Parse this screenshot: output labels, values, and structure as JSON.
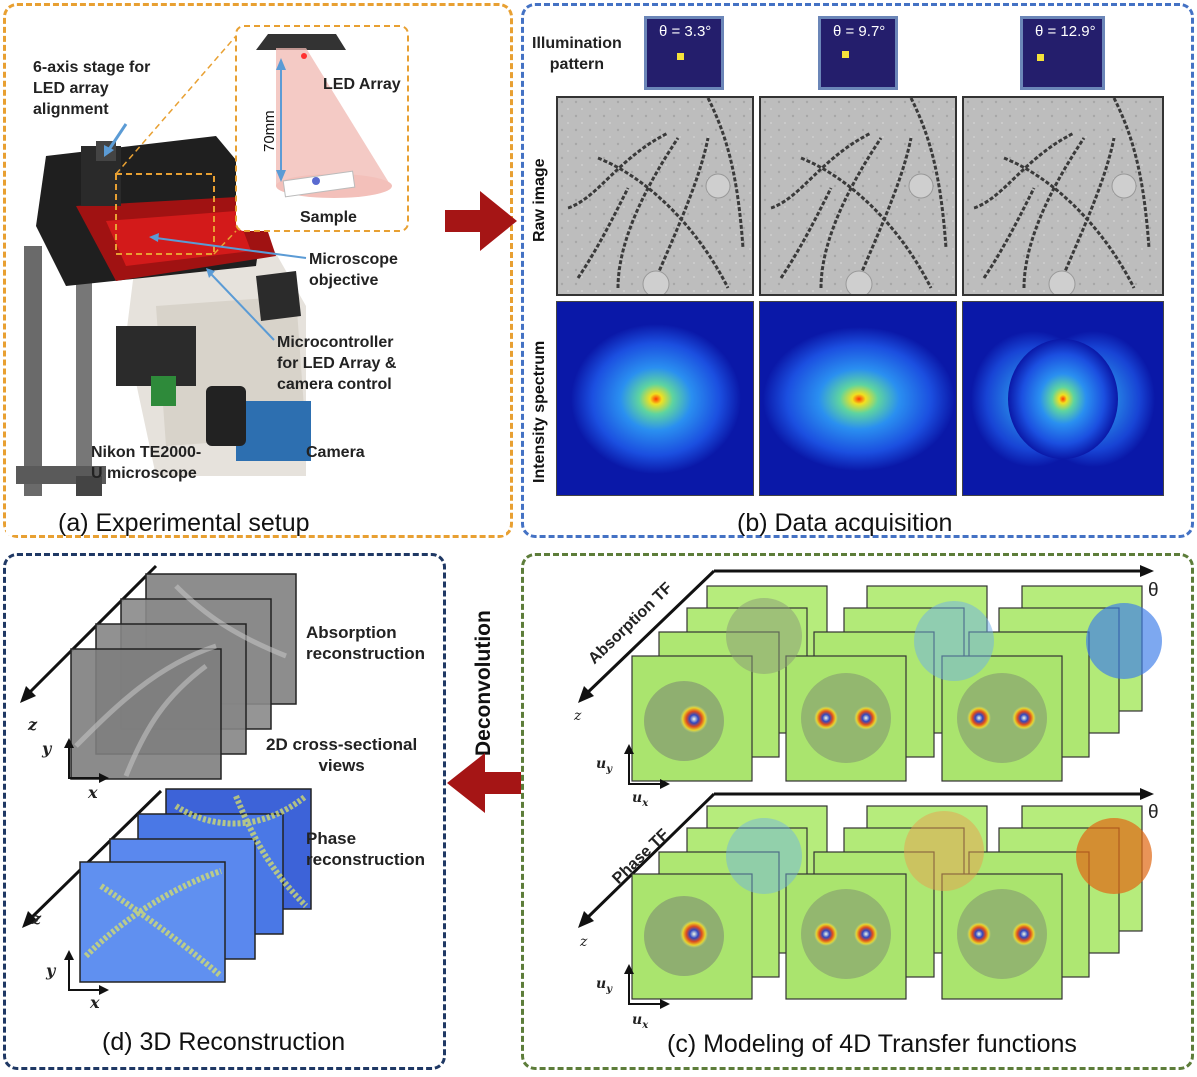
{
  "panels": {
    "a": {
      "caption": "(a)  Experimental setup",
      "border_color": "#e8a032"
    },
    "b": {
      "caption": "(b) Data acquisition",
      "border_color": "#4472c4"
    },
    "c": {
      "caption": "(c) Modeling of 4D Transfer functions",
      "border_color": "#5d7d3a"
    },
    "d": {
      "caption": "(d) 3D Reconstruction",
      "border_color": "#1f3864"
    }
  },
  "setup": {
    "stage_label_1": "6-axis stage for",
    "stage_label_2": "LED array",
    "stage_label_3": "alignment",
    "led_array": "LED Array",
    "distance": "70mm",
    "sample": "Sample",
    "objective_1": "Microscope",
    "objective_2": "objective",
    "micro_1": "Microcontroller",
    "micro_2": "for LED Array &",
    "micro_3": "camera control",
    "nikon_1": "Nikon TE2000-",
    "nikon_2": "U microscope",
    "camera": "Camera"
  },
  "acquisition": {
    "illum_1": "Illumination",
    "illum_2": "pattern",
    "raw_label": "Raw image",
    "spectrum_label": "Intensity spectrum",
    "angles": [
      "θ = 3.3°",
      "θ = 9.7°",
      "θ = 12.9°"
    ]
  },
  "modeling": {
    "absorption_tf": "Absorption TF",
    "phase_tf": "Phase TF",
    "theta": "θ",
    "z": "z",
    "uy": "u",
    "uy_sub": "y",
    "ux": "u",
    "ux_sub": "x"
  },
  "deconvolution": "Deconvolution",
  "reconstruction": {
    "absorption_1": "Absorption",
    "absorption_2": "reconstruction",
    "cross_1": "2D cross-sectional",
    "cross_2": "views",
    "phase_1": "Phase",
    "phase_2": "reconstruction",
    "z": "z",
    "y": "y",
    "x": "x"
  },
  "colors": {
    "arrow": "#a51515"
  }
}
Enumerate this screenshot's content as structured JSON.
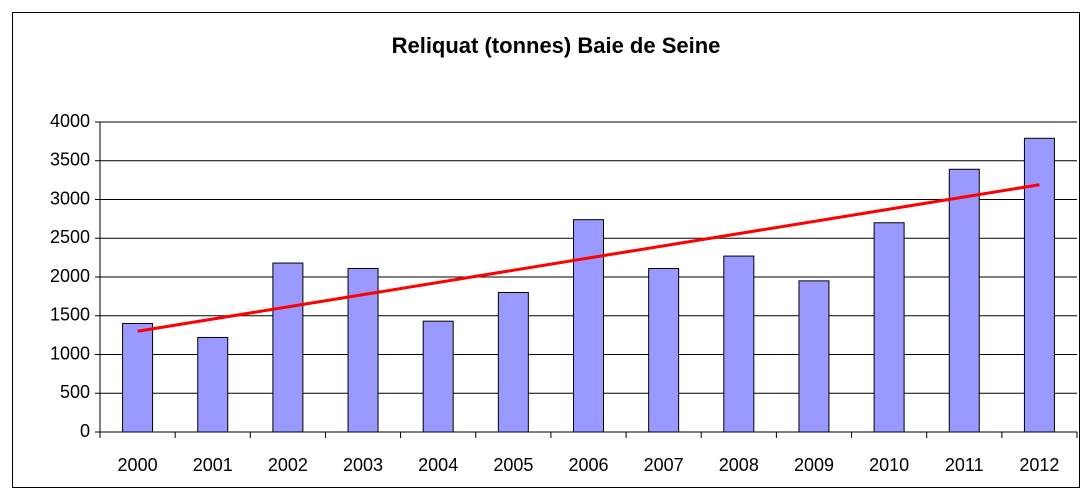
{
  "chart_data": {
    "type": "bar",
    "title": "Reliquat (tonnes) Baie de Seine",
    "categories": [
      "2000",
      "2001",
      "2002",
      "2003",
      "2004",
      "2005",
      "2006",
      "2007",
      "2008",
      "2009",
      "2010",
      "2011",
      "2012"
    ],
    "values": [
      1400,
      1220,
      2180,
      2110,
      1430,
      1800,
      2740,
      2110,
      2270,
      1950,
      2700,
      3390,
      3790
    ],
    "color": "#9999ff",
    "trendline": {
      "color": "#ff0000",
      "values": [
        1300,
        3190
      ]
    },
    "ylim": [
      0,
      4000
    ],
    "yticks": [
      0,
      500,
      1000,
      1500,
      2000,
      2500,
      3000,
      3500,
      4000
    ],
    "grid": true
  }
}
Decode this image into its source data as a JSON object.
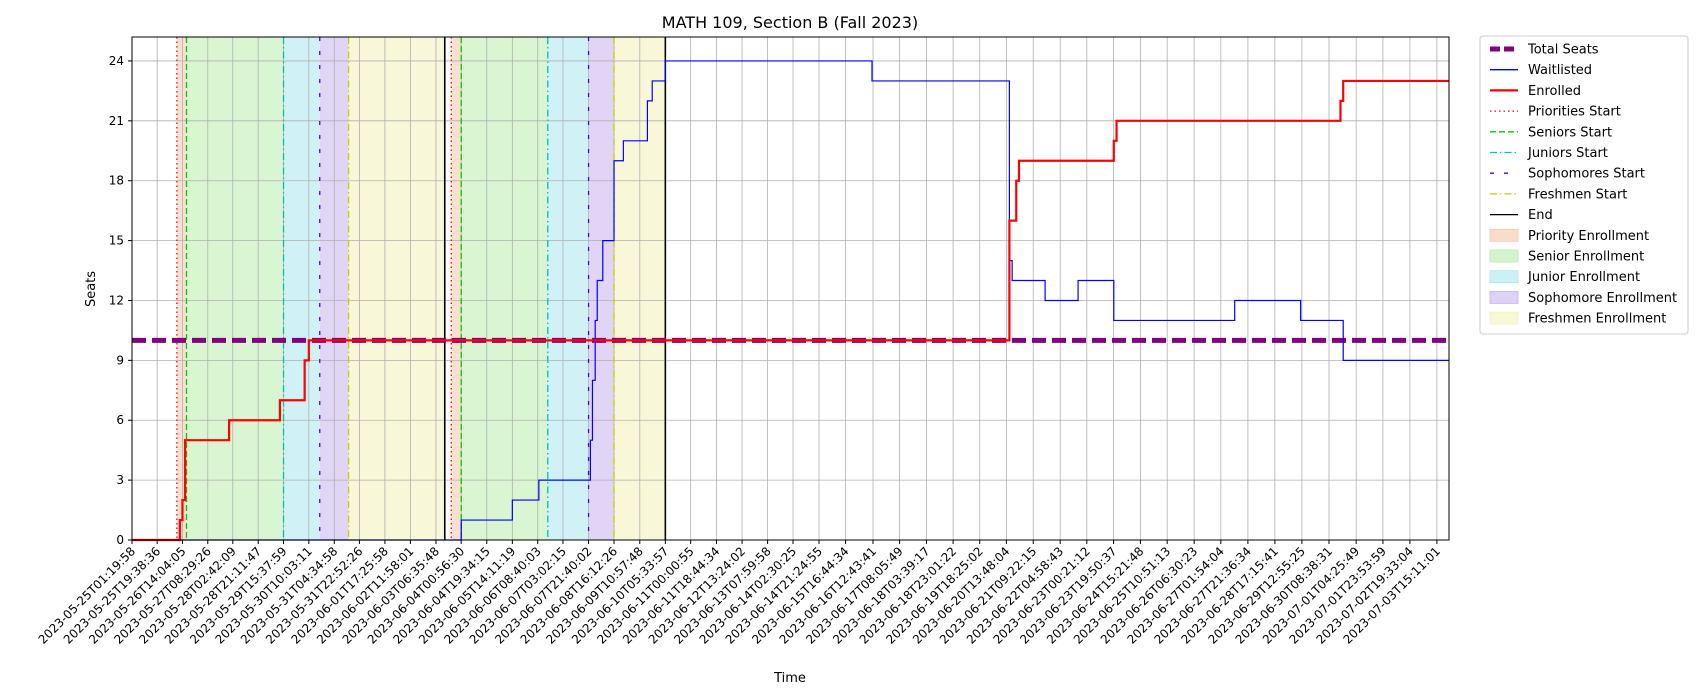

━━━━━━

▶ **Required task**: Using the material above, count the lines containing the word "JSON". Reply with the number alone.

▶ **Response to the task**: 3